Your task is to repeat the listing exactly.

-- start Dataset content --

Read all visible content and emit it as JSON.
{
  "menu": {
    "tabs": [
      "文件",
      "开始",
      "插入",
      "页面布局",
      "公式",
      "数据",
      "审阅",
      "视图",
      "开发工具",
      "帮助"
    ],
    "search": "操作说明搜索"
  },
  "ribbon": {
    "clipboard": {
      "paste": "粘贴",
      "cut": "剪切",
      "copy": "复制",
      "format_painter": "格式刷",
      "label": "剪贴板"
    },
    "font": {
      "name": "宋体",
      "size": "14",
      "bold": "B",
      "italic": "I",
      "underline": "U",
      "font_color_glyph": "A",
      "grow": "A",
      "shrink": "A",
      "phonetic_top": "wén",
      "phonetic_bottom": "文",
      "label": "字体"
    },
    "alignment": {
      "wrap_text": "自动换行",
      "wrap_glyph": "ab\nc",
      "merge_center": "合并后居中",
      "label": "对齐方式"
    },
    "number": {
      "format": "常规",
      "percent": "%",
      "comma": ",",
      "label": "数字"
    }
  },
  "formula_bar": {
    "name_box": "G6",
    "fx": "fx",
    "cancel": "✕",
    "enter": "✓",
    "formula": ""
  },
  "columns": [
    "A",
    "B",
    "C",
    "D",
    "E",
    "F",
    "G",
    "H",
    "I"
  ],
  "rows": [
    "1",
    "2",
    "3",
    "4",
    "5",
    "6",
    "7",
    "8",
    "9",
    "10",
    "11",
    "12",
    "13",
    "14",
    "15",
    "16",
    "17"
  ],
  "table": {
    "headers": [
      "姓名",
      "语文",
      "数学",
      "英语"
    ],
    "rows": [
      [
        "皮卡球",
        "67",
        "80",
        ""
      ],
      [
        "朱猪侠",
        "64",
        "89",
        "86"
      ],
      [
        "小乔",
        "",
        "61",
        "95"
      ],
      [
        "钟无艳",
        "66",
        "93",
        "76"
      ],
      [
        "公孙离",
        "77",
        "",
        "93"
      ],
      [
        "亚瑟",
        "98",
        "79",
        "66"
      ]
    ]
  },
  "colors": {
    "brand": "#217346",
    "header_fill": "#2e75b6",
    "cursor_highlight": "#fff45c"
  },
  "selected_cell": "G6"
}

-- end Dataset content --

Solution —
Read all visible content and emit it as JSON.
{
  "menu": {
    "tabs": [
      "文件",
      "开始",
      "插入",
      "页面布局",
      "公式",
      "数据",
      "审阅",
      "视图",
      "开发工具",
      "帮助"
    ],
    "search": "操作说明搜索"
  },
  "ribbon": {
    "clipboard": {
      "paste": "粘贴",
      "cut": "剪切",
      "copy": "复制",
      "format_painter": "格式刷",
      "label": "剪贴板"
    },
    "font": {
      "name": "宋体",
      "size": "14",
      "bold": "B",
      "italic": "I",
      "underline": "U",
      "font_color_glyph": "A",
      "grow": "A",
      "shrink": "A",
      "phonetic_top": "wén",
      "phonetic_bottom": "文",
      "label": "字体"
    },
    "alignment": {
      "wrap_text": "自动换行",
      "wrap_glyph": "ab\nc",
      "merge_center": "合并后居中",
      "label": "对齐方式"
    },
    "number": {
      "format": "常规",
      "percent": "%",
      "comma": ",",
      "label": "数字"
    }
  },
  "formula_bar": {
    "name_box": "G6",
    "fx": "fx",
    "cancel": "✕",
    "enter": "✓",
    "formula": ""
  },
  "columns": [
    "A",
    "B",
    "C",
    "D",
    "E",
    "F",
    "G",
    "H",
    "I"
  ],
  "rows": [
    "1",
    "2",
    "3",
    "4",
    "5",
    "6",
    "7",
    "8",
    "9",
    "10",
    "11",
    "12",
    "13",
    "14",
    "15",
    "16",
    "17"
  ],
  "table": {
    "headers": [
      "姓名",
      "语文",
      "数学",
      "英语"
    ],
    "rows": [
      [
        "皮卡球",
        "67",
        "80",
        ""
      ],
      [
        "朱猪侠",
        "64",
        "89",
        "86"
      ],
      [
        "小乔",
        "",
        "61",
        "95"
      ],
      [
        "钟无艳",
        "66",
        "93",
        "76"
      ],
      [
        "公孙离",
        "77",
        "",
        "93"
      ],
      [
        "亚瑟",
        "98",
        "79",
        "66"
      ]
    ]
  },
  "colors": {
    "brand": "#217346",
    "header_fill": "#2e75b6",
    "cursor_highlight": "#fff45c"
  },
  "selected_cell": "G6"
}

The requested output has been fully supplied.